-- STATED EXERCISE --
Search the material and gather each line with "year" in it.

-- PROVIDED INFORMATION --
########

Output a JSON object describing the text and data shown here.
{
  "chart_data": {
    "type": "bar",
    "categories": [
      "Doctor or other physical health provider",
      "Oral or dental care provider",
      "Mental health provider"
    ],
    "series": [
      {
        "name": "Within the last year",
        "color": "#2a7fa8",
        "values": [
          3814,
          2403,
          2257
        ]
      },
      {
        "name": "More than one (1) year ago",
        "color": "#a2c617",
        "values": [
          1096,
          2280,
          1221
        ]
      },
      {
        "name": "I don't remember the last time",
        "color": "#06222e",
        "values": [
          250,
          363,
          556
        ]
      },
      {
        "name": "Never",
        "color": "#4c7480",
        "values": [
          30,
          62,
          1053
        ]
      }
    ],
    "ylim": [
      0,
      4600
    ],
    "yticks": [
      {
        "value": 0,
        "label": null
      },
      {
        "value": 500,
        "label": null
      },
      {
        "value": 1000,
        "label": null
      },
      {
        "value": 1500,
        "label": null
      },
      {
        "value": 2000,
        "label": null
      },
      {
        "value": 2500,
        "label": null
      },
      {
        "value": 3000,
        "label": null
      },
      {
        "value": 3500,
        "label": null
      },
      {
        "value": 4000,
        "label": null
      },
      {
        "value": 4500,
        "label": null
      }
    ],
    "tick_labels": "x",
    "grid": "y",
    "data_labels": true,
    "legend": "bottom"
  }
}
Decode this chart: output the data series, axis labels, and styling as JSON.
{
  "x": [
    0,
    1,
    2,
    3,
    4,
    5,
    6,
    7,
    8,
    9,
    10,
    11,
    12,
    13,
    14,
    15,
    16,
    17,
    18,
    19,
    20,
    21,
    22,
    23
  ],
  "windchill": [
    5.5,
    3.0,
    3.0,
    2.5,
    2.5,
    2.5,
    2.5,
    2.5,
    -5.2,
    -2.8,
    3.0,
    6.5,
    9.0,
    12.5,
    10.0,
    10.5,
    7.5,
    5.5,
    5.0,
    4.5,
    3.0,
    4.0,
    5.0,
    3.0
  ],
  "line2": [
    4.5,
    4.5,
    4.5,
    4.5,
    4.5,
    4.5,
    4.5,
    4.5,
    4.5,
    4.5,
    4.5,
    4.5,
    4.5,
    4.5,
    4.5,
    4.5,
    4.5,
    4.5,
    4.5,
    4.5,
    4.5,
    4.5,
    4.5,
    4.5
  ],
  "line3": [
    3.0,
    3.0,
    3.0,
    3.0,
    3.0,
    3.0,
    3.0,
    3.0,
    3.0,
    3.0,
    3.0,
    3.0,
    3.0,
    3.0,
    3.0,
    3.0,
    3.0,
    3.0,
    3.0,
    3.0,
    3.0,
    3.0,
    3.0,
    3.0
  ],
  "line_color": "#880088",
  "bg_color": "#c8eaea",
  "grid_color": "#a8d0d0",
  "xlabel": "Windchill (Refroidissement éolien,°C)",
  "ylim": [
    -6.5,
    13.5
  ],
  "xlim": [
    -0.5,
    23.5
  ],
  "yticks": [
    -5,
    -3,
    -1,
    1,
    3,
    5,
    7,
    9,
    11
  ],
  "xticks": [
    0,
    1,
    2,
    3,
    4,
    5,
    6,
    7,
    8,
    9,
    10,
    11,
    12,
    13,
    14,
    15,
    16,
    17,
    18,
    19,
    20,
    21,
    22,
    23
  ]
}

########

-- ANSWER TO THIS EXERCISE --
        "name": "Within the last year",
        "name": "More than one (1) year ago",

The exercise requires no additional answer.